(Collected data)

↓↓↓

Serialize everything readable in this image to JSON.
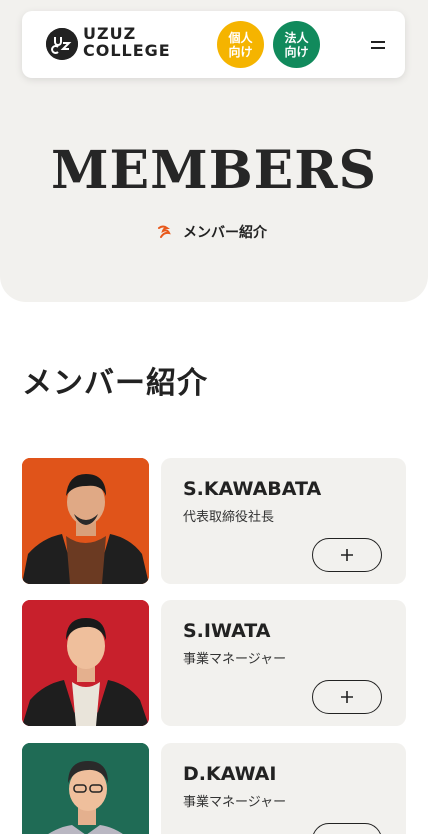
{
  "header": {
    "logo_line1": "UZUZ",
    "logo_line2": "COLLEGE",
    "logo_mark_text": "uzc",
    "individual_label_line1": "個人",
    "individual_label_line2": "向け",
    "corporate_label_line1": "法人",
    "corporate_label_line2": "向け",
    "menu_icon": "hamburger-icon"
  },
  "hero": {
    "title": "MEMBERS",
    "breadcrumb_icon": "uzuz-swirl-icon",
    "breadcrumb_current": "メンバー紹介"
  },
  "section": {
    "title": "メンバー紹介"
  },
  "members": [
    {
      "name": "S.KAWABATA",
      "role": "代表取締役社長",
      "photo_bg": "#e0541a",
      "expand_icon": "plus-icon"
    },
    {
      "name": "S.IWATA",
      "role": "事業マネージャー",
      "photo_bg": "#c8202c",
      "expand_icon": "plus-icon"
    },
    {
      "name": "D.KAWAI",
      "role": "事業マネージャー",
      "photo_bg": "#1f6b55",
      "expand_icon": "plus-icon"
    }
  ],
  "colors": {
    "individual": "#f5b400",
    "corporate": "#118a5c",
    "accent_orange": "#e8591c",
    "hero_bg": "#f2f1ee"
  }
}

↑↑↑

*WORK INSTRUCTIONS*
Set the listing down in full and exactly. Pictures within it should not appear in the copy.

*OUTPUT OF THE EXERCISE*
Serialize everything readable in this image to JSON.
{
  "header": {
    "logo_line1": "UZUZ",
    "logo_line2": "COLLEGE",
    "logo_mark_text": "uzc",
    "individual_label_line1": "個人",
    "individual_label_line2": "向け",
    "corporate_label_line1": "法人",
    "corporate_label_line2": "向け",
    "menu_icon": "hamburger-icon"
  },
  "hero": {
    "title": "MEMBERS",
    "breadcrumb_icon": "uzuz-swirl-icon",
    "breadcrumb_current": "メンバー紹介"
  },
  "section": {
    "title": "メンバー紹介"
  },
  "members": [
    {
      "name": "S.KAWABATA",
      "role": "代表取締役社長",
      "photo_bg": "#e0541a",
      "expand_icon": "plus-icon"
    },
    {
      "name": "S.IWATA",
      "role": "事業マネージャー",
      "photo_bg": "#c8202c",
      "expand_icon": "plus-icon"
    },
    {
      "name": "D.KAWAI",
      "role": "事業マネージャー",
      "photo_bg": "#1f6b55",
      "expand_icon": "plus-icon"
    }
  ],
  "colors": {
    "individual": "#f5b400",
    "corporate": "#118a5c",
    "accent_orange": "#e8591c",
    "hero_bg": "#f2f1ee"
  }
}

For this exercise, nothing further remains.